■ **PROBLEM REQUIREMENTS**
Copy out every line that contains "работ".

■ **INPUT**
· · · · ·

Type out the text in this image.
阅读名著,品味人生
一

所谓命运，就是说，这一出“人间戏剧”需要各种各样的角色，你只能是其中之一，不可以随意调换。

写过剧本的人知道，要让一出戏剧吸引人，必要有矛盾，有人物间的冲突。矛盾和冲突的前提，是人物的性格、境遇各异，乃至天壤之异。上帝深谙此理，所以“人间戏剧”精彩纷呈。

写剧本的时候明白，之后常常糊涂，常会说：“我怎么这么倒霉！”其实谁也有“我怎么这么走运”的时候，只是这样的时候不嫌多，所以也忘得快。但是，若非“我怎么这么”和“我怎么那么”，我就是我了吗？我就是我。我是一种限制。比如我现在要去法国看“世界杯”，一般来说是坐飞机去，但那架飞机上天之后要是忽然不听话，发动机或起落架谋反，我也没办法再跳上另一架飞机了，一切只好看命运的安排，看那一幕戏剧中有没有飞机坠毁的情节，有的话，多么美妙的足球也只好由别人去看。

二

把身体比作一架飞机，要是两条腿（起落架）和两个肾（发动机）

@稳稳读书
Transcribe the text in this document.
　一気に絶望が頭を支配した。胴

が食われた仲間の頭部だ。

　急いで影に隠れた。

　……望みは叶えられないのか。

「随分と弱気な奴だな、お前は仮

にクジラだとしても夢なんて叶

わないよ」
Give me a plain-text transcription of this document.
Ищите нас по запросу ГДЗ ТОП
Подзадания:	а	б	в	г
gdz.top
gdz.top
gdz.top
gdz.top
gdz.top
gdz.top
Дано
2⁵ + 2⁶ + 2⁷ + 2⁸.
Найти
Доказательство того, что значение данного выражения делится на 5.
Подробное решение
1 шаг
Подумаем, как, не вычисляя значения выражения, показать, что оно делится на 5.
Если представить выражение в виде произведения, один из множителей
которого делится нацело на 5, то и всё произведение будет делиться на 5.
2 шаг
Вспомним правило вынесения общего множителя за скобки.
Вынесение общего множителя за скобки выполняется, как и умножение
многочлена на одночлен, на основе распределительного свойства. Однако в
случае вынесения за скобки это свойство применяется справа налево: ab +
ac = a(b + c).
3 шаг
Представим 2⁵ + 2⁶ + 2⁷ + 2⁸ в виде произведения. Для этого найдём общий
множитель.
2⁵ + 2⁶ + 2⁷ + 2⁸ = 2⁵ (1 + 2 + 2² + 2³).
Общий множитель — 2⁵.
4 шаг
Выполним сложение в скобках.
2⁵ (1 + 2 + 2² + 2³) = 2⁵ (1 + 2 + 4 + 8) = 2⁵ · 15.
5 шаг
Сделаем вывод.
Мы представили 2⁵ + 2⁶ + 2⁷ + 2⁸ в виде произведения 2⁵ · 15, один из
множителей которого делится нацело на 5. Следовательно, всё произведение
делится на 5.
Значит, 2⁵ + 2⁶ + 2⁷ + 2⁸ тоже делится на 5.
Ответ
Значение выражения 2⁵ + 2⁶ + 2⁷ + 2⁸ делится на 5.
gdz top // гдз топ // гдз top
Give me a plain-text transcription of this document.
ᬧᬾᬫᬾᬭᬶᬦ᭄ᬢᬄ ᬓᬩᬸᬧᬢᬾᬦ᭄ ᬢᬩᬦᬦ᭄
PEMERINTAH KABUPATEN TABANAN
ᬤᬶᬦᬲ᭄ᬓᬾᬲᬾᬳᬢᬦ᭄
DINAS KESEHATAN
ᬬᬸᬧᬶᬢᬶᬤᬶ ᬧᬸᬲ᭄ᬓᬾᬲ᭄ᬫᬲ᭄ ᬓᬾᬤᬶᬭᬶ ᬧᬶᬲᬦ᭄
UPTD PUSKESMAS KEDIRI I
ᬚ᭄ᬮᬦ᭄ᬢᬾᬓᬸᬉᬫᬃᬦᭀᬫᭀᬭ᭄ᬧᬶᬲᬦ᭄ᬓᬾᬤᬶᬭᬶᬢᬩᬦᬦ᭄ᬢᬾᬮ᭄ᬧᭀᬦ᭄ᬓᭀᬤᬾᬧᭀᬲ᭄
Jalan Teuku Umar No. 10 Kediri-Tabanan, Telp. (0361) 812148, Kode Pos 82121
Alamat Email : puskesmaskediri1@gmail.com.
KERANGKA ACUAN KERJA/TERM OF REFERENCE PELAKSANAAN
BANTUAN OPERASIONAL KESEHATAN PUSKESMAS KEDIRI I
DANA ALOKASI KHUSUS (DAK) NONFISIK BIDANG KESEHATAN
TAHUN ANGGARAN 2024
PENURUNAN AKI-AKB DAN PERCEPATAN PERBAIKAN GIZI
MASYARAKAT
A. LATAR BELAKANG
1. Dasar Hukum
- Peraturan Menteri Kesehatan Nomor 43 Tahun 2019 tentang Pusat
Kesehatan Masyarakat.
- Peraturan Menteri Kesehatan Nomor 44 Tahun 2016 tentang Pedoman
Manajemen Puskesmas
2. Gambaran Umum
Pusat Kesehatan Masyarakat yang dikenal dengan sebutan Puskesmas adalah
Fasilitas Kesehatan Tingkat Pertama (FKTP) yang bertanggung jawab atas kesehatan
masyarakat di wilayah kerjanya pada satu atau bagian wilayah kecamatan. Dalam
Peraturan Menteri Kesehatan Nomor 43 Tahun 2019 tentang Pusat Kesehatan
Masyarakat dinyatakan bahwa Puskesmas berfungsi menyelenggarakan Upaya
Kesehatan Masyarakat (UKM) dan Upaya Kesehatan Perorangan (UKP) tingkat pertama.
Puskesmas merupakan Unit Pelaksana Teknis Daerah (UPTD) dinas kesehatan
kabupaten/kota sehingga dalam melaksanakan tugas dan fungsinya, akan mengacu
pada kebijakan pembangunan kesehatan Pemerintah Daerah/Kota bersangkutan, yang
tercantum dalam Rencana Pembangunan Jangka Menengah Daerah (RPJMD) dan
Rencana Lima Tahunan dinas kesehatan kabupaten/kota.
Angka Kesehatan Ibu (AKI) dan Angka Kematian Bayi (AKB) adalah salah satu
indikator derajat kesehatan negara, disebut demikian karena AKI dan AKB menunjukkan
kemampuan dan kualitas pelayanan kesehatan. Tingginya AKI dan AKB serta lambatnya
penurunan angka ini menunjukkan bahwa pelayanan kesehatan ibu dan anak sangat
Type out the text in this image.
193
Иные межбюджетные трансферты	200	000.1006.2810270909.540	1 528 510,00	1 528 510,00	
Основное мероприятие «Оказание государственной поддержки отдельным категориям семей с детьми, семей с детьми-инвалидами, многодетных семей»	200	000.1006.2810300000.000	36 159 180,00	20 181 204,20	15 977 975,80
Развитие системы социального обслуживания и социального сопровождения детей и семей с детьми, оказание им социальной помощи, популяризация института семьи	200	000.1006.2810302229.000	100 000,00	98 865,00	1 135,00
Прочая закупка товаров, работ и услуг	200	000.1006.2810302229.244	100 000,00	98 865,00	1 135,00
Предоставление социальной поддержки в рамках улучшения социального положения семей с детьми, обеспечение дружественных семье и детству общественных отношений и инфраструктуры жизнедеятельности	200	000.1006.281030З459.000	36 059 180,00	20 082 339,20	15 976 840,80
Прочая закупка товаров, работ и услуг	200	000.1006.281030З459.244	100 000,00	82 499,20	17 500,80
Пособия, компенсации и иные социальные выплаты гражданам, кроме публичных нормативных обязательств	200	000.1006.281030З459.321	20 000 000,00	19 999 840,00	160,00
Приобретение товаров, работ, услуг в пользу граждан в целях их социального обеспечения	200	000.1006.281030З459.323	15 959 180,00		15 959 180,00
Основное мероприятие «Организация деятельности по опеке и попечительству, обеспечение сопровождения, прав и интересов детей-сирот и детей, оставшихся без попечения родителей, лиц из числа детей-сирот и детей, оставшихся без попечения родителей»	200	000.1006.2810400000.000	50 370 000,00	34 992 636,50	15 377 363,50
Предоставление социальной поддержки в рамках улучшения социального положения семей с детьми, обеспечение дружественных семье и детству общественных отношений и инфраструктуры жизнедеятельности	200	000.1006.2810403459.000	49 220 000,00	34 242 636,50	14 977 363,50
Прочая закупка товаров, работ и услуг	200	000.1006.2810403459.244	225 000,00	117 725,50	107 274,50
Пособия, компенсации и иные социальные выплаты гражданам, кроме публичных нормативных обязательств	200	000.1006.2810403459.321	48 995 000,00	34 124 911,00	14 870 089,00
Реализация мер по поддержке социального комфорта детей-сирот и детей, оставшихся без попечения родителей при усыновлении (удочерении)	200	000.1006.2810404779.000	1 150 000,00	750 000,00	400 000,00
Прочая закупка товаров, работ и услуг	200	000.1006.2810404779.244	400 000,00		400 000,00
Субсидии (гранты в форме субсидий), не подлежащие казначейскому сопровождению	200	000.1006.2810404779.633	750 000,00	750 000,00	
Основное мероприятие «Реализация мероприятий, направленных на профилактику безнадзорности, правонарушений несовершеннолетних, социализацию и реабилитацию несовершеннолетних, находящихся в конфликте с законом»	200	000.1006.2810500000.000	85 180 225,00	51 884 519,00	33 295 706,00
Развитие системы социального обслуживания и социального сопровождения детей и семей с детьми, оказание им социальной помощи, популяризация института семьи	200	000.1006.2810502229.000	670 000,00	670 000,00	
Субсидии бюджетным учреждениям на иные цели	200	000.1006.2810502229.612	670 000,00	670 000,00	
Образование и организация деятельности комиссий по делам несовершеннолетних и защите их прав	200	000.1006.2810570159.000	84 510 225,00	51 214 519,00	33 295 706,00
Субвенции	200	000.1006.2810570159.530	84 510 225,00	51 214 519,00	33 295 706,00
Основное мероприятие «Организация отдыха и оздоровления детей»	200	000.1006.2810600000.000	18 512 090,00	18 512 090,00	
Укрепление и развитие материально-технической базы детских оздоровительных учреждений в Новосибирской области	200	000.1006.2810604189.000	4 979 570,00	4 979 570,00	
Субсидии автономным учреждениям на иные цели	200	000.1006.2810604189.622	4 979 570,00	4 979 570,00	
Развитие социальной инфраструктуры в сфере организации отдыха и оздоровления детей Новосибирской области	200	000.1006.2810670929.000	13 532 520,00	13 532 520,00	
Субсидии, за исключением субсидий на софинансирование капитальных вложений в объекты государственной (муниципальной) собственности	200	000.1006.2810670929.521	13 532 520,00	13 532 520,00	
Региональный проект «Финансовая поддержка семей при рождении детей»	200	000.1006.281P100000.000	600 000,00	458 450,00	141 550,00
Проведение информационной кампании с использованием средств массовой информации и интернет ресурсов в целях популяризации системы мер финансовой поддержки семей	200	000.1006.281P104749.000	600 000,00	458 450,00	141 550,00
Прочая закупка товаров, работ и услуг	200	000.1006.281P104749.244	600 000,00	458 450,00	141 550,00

· · · · ·

■ **FINAL RESULT**
Прочая закупка товаров, работ и услуг	200	000.1006.2810302229.244	100 000,00	98 865,00	1 135,00
Прочая закупка товаров, работ и услуг	200	000.1006.281030З459.244	100 000,00	82 499,20	17 500,80
Приобретение товаров, работ, услуг в пользу граждан в целях их социального обеспечения	200	000.1006.281030З459.323	15 959 180,00		15 959 180,00
Прочая закупка товаров, работ и услуг	200	000.1006.2810403459.244	225 000,00	117 725,50	107 274,50
Прочая закупка товаров, работ и услуг	200	000.1006.2810404779.244	400 000,00		400 000,00
Прочая закупка товаров, работ и услуг	200	000.1006.281P104749.244	600 000,00	458 450,00	141 550,00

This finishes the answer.